(Dataset items)
===============

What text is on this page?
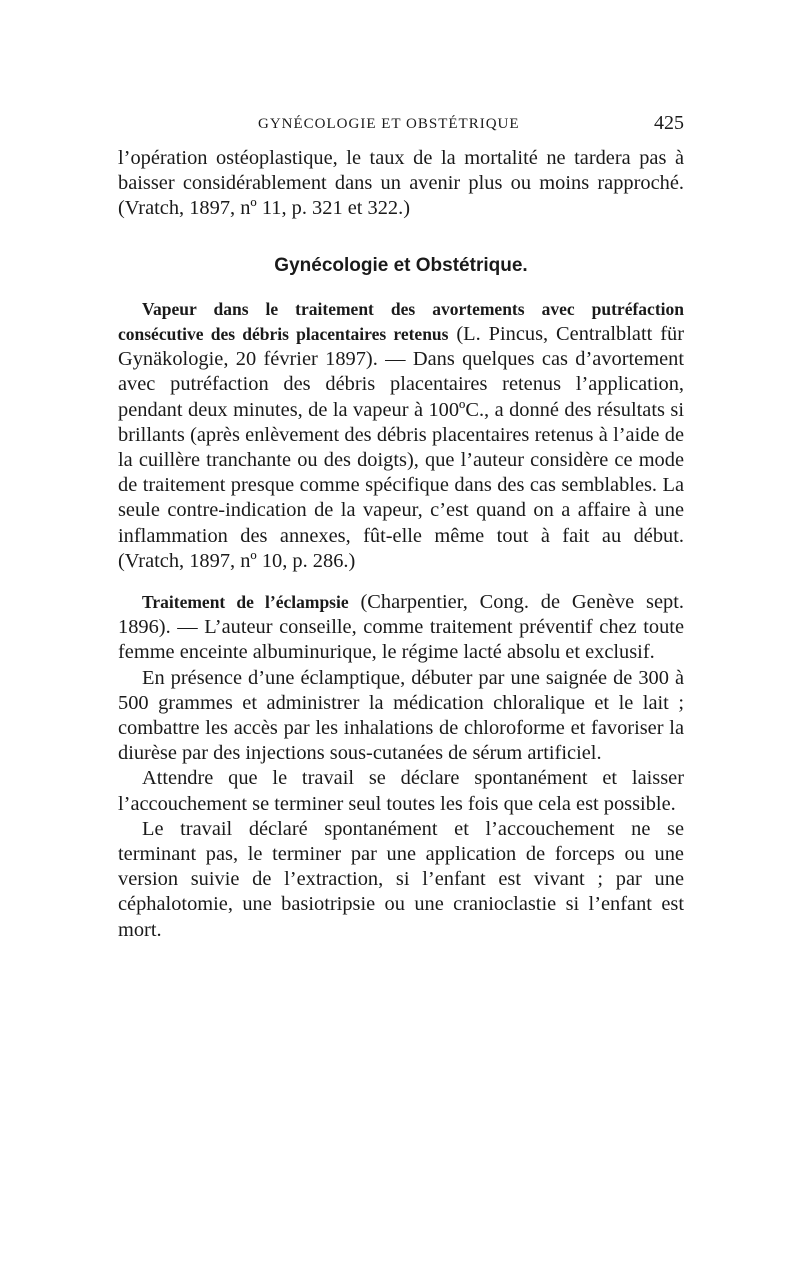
GYNÉCOLOGIE ET OBSTÉTRIQUE	425

l’opération ostéoplastique, le taux de la mortalité ne tardera pas à baisser considérablement dans un avenir plus ou moins rapproché. (Vratch, 1897, nº 11, p. 321 et 322.)

Gynécologie et Obstétrique.

Vapeur dans le traitement des avortements avec putréfaction consécutive des débris placentaires retenus (L. Pincus, Centralblatt für Gynäkologie, 20 février 1897). — Dans quelques cas d’avortement avec putréfaction des débris placentaires retenus l’application, pendant deux minutes, de la vapeur à 100ºC., a donné des résultats si brillants (après enlèvement des débris placentaires retenus à l’aide de la cuillère tranchante ou des doigts), que l’auteur considère ce mode de traitement presque comme spécifique dans des cas semblables. La seule contre-indication de la vapeur, c’est quand on a affaire à une inflammation des annexes, fût-elle même tout à fait au début. (Vratch, 1897, nº 10, p. 286.)

Traitement de l’éclampsie (Charpentier, Cong. de Genève sept. 1896). — L’auteur conseille, comme traitement préventif chez toute femme enceinte albuminurique, le régime lacté absolu et exclusif.

En présence d’une éclamptique, débuter par une saignée de 300 à 500 grammes et administrer la médication chloralique et le lait ; combattre les accès par les inhalations de chloroforme et favoriser la diurèse par des injections sous-cutanées de sérum artificiel.

Attendre que le travail se déclare spontanément et laisser l’accouchement se terminer seul toutes les fois que cela est possible.

Le travail déclaré spontanément et l’accouchement ne se terminant pas, le terminer par une application de forceps ou une version suivie de l’extraction, si l’enfant est vivant ; par une céphalotomie, une basiotripsie ou une cranioclastie si l’enfant est mort.
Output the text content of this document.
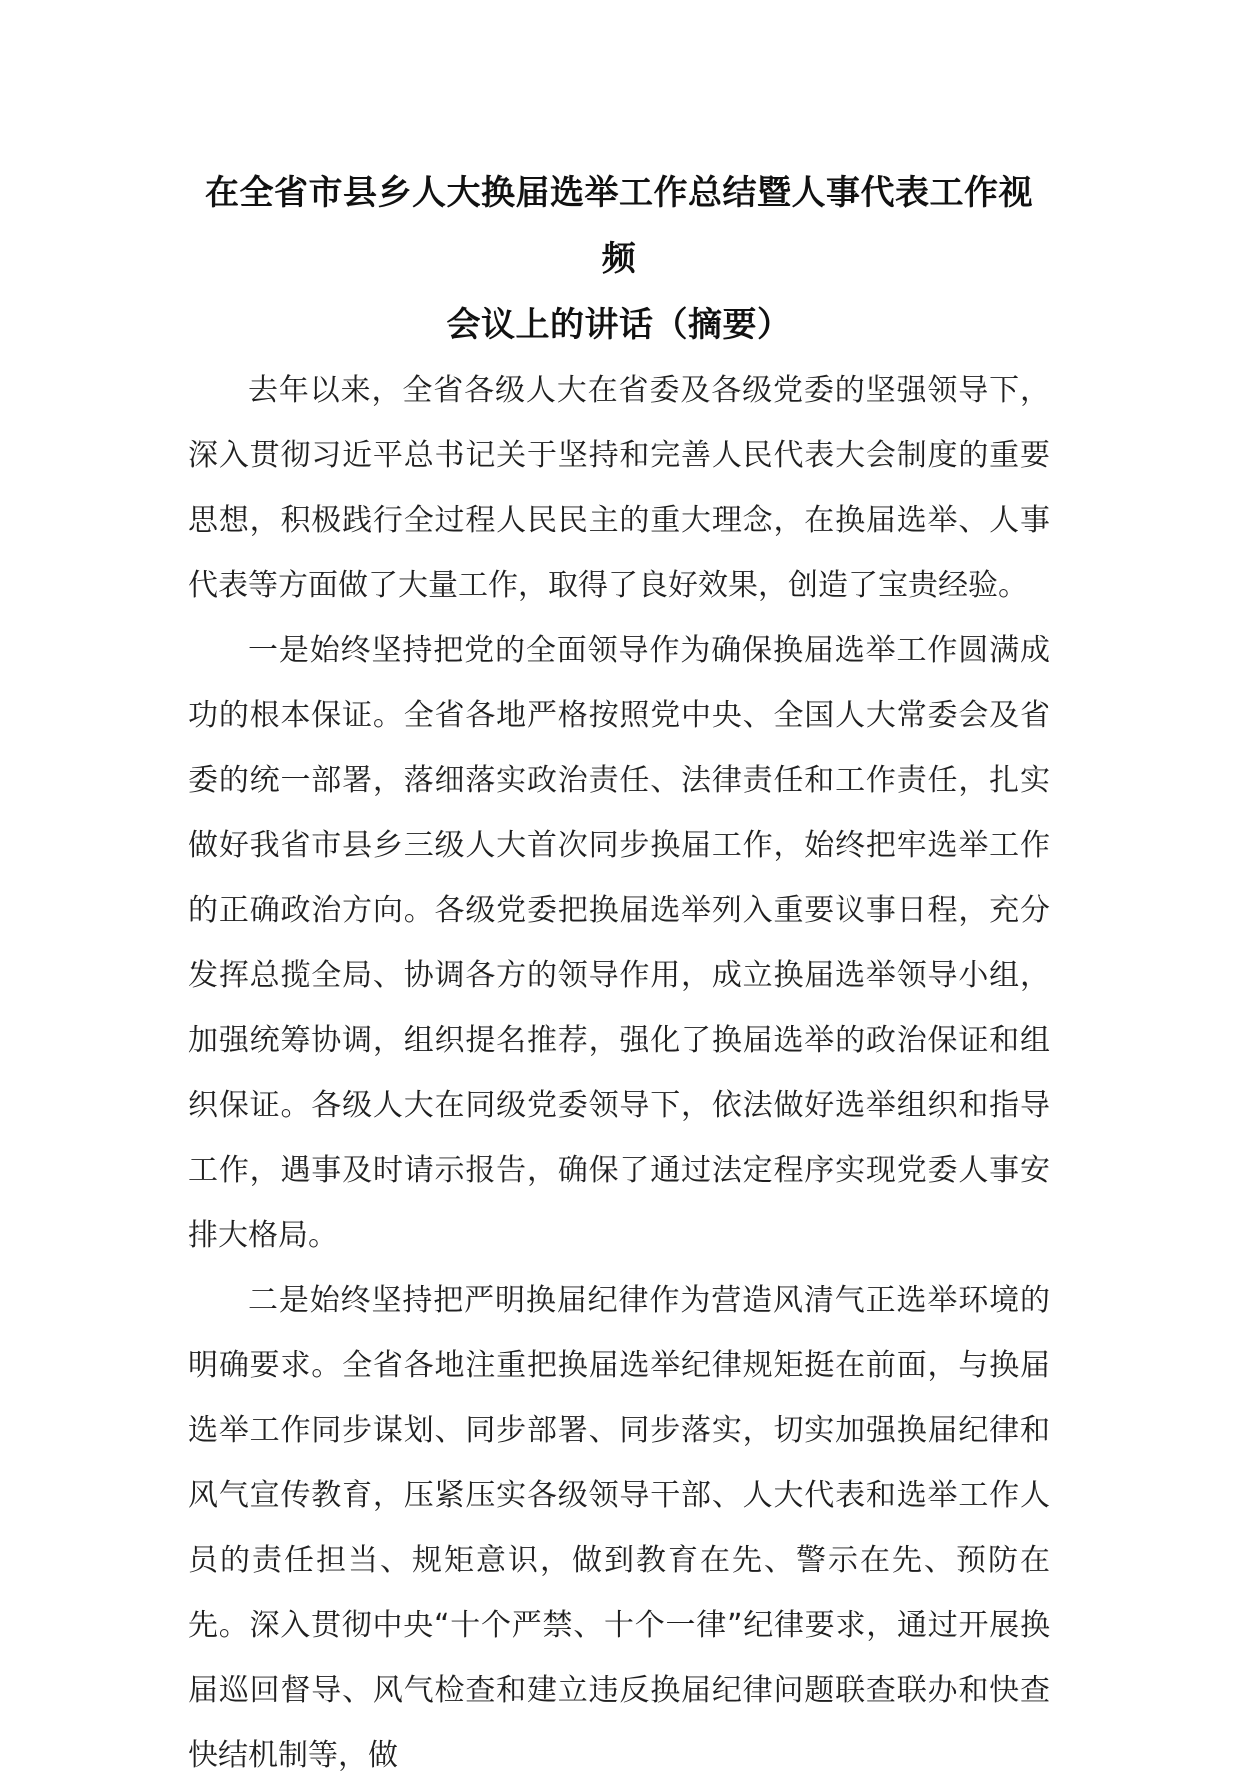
在全省市县乡人大换届选举工作总结暨人事代表工作视频
会议上的讲话（摘要）

去年以来，全省各级人大在省委及各级党委的坚强领导下，深入贯彻习近平总书记关于坚持和完善人民代表大会制度的重要思想，积极践行全过程人民民主的重大理念，在换届选举、人事代表等方面做了大量工作，取得了良好效果，创造了宝贵经验。

一是始终坚持把党的全面领导作为确保换届选举工作圆满成功的根本保证。全省各地严格按照党中央、全国人大常委会及省委的统一部署，落细落实政治责任、法律责任和工作责任，扎实做好我省市县乡三级人大首次同步换届工作，始终把牢选举工作的正确政治方向。各级党委把换届选举列入重要议事日程，充分发挥总揽全局、协调各方的领导作用，成立换届选举领导小组，加强统筹协调，组织提名推荐，强化了换届选举的政治保证和组织保证。各级人大在同级党委领导下，依法做好选举组织和指导工作，遇事及时请示报告，确保了通过法定程序实现党委人事安排大格局。

二是始终坚持把严明换届纪律作为营造风清气正选举环境的明确要求。全省各地注重把换届选举纪律规矩挺在前面，与换届选举工作同步谋划、同步部署、同步落实，切实加强换届纪律和风气宣传教育，压紧压实各级领导干部、人大代表和选举工作人员的责任担当、规矩意识，做到教育在先、警示在先、预防在先。深入贯彻中央“十个严禁、十个一律”纪律要求，通过开展换届巡回督导、风气检查和建立违反换届纪律问题联查联办和快查快结机制等，做
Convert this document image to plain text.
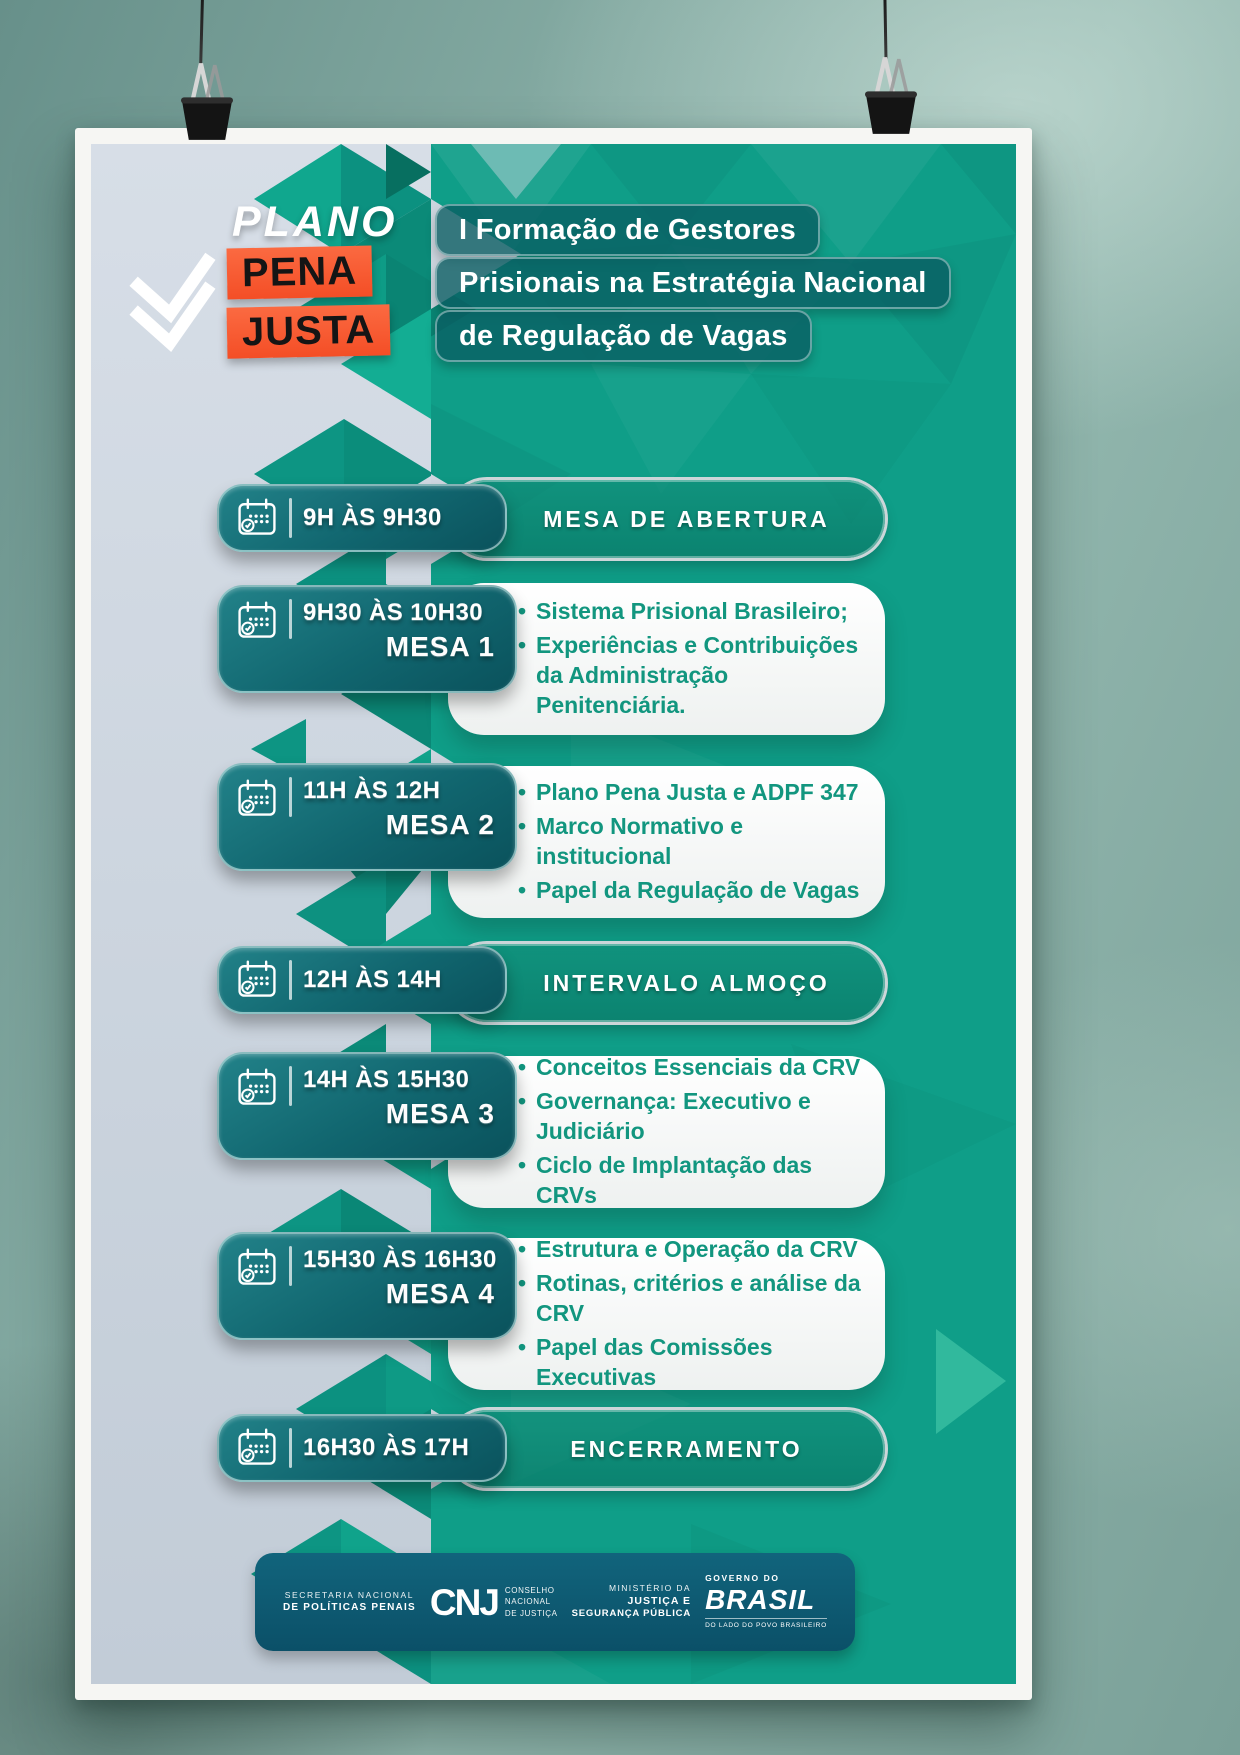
PLANO
PENA
JUSTA
I Formação de Gestores
Prisionais na Estratégia Nacional
de Regulação de Vagas
MESA DE ABERTURA
9H ÀS 9H30
• Sistema Prisional Brasileiro;
• Experiências e Contribuições da Administração Penitenciária.
9H30 ÀS 10H30
MESA 1
• Plano Pena Justa e ADPF 347
• Marco Normativo e institucional
• Papel da Regulação de Vagas
11H ÀS 12H
MESA 2
INTERVALO ALMOÇO
12H ÀS 14H
• Conceitos Essenciais da CRV
• Governança: Executivo e Judiciário
• Ciclo de Implantação das CRVs
14H ÀS 15H30
MESA 3
• Estrutura e Operação da CRV
• Rotinas, critérios e análise da CRV
• Papel das Comissões Executivas
15H30 ÀS 16H30
MESA 4
ENCERRAMENTO
16H30 ÀS 17H
SECRETARIA NACIONAL
DE POLÍTICAS PENAIS CNJ CONSELHO
NACIONAL
DE JUSTIÇA
MINISTÉRIO DA
JUSTIÇA E
SEGURANÇA PÚBLICA
GOVERNO DO
BRASIL
DO LADO DO POVO BRASILEIRO
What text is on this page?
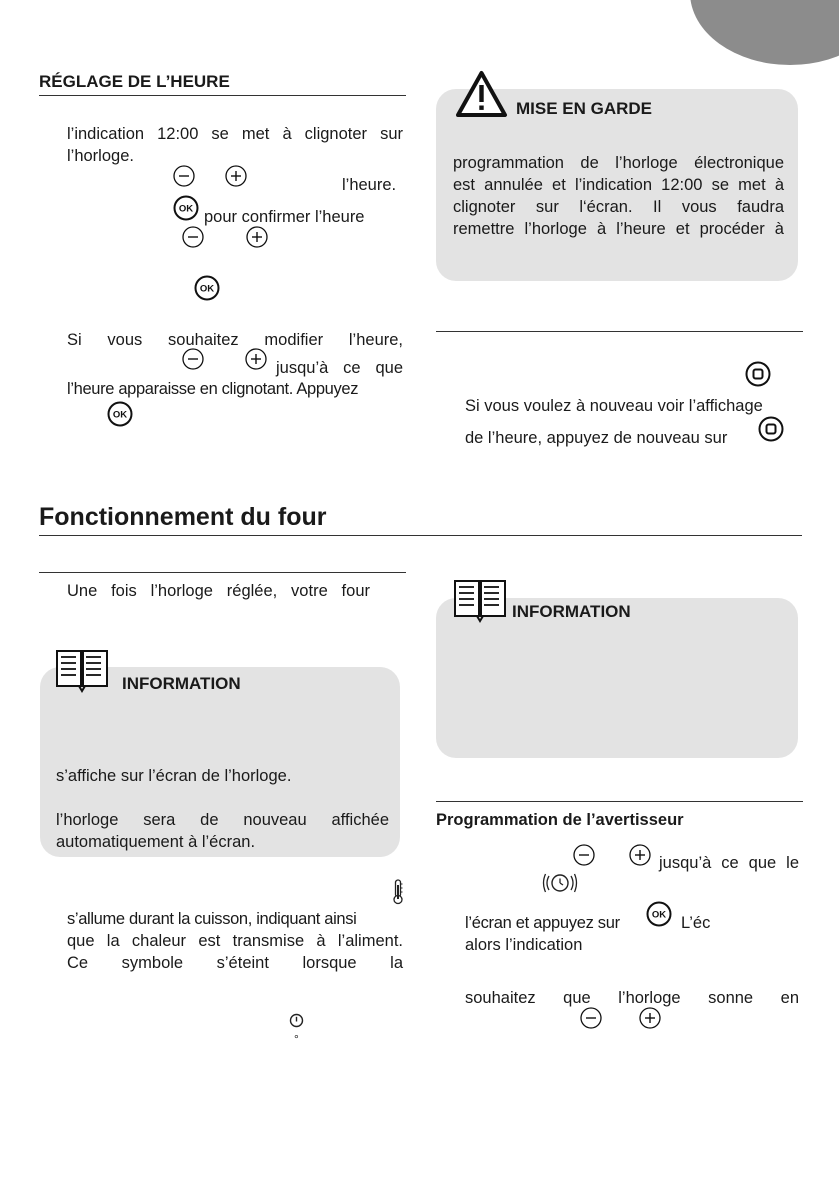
RÉGLAGE DE L’HEURE
l’indication 12:00 se met à clignoter sur
l’horloge.
l’heure.
OK pour confirmer l’heure
OK
Si vous souhaitez modifier l’heure,
jusqu’à ce que
l’heure apparaisse en clignotant. Appuyez
OK
MISE EN GARDE
programmation de l’horloge électronique
est annulée et l’indication 12:00 se met à
clignoter sur l‘écran. Il vous faudra
remettre l’horloge à l’heure et procéder à
Si vous voulez à nouveau voir l’affichage
de l’heure, appuyez de nouveau sur
Fonctionnement du four
Une fois l’horloge réglée, votre four
INFORMATION
s’affiche sur l’écran de l’horloge.
l’horloge sera de nouveau affichée
automatiquement à l’écran.
s’allume durant la cuisson, indiquant ainsi
que la chaleur est transmise à l’aliment.
Ce symbole s’éteint lorsque la
°
INFORMATION
Programmation de l’avertisseur
jusqu’à ce que le
l’écran et appuyez sur	OK L’éc
alors l’indication
souhaitez que l’horloge sonne en
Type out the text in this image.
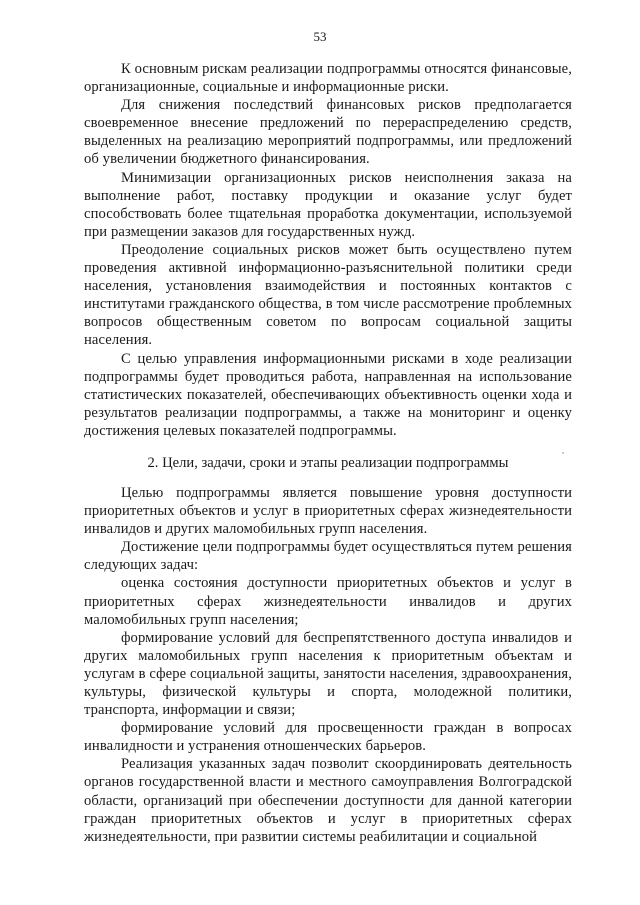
53

К основным рискам реализации подпрограммы относятся финансовые, организационные, социальные и информационные риски.

Для снижения последствий финансовых рисков предполагается своевременное внесение предложений по перераспределению средств, выделенных на реализацию мероприятий подпрограммы, или предложений об увеличении бюджетного финансирования.

Минимизации организационных рисков неисполнения заказа на выполнение работ, поставку продукции и оказание услуг будет способствовать более тщательная проработка документации, используемой при размещении заказов для государственных нужд.

Преодоление социальных рисков может быть осуществлено путем проведения активной информационно-разъяснительной политики среди населения, установления взаимодействия и постоянных контактов с институтами гражданского общества, в том числе рассмотрение проблемных вопросов общественным советом по вопросам социальной защиты населения.

С целью управления информационными рисками в ходе реализации подпрограммы будет проводиться работа, направленная на использование статистических показателей, обеспечивающих объективность оценки хода и результатов реализации подпрограммы, а также на мониторинг и оценку достижения целевых показателей подпрограммы.

2. Цели, задачи, сроки и этапы реализации подпрограммы

Целью подпрограммы является повышение уровня доступности приоритетных объектов и услуг в приоритетных сферах жизнедеятельности инвалидов и других маломобильных групп населения.

Достижение цели подпрограммы будет осуществляться путем решения следующих задач:

оценка состояния доступности приоритетных объектов и услуг в приоритетных сферах жизнедеятельности инвалидов и других маломобильных групп населения;

формирование условий для беспрепятственного доступа инвалидов и других маломобильных групп населения к приоритетным объектам и услугам в сфере социальной защиты, занятости населения, здравоохранения, культуры, физической культуры и спорта, молодежной политики, транспорта, информации и связи;

формирование условий для просвещенности граждан в вопросах инвалидности и устранения отношенческих барьеров.

Реализация указанных задач позволит скоординировать деятельность органов государственной власти и местного самоуправления Волгоградской области, организаций при обеспечении доступности для данной категории граждан приоритетных объектов и услуг в приоритетных сферах жизнедеятельности, при развитии системы реабилитации и социальной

===============

[WORK TO BE COMPLETED] Lines containing the word "horloge" are to be tallied; report only the total.

[EXERCISE RESPONSE] 7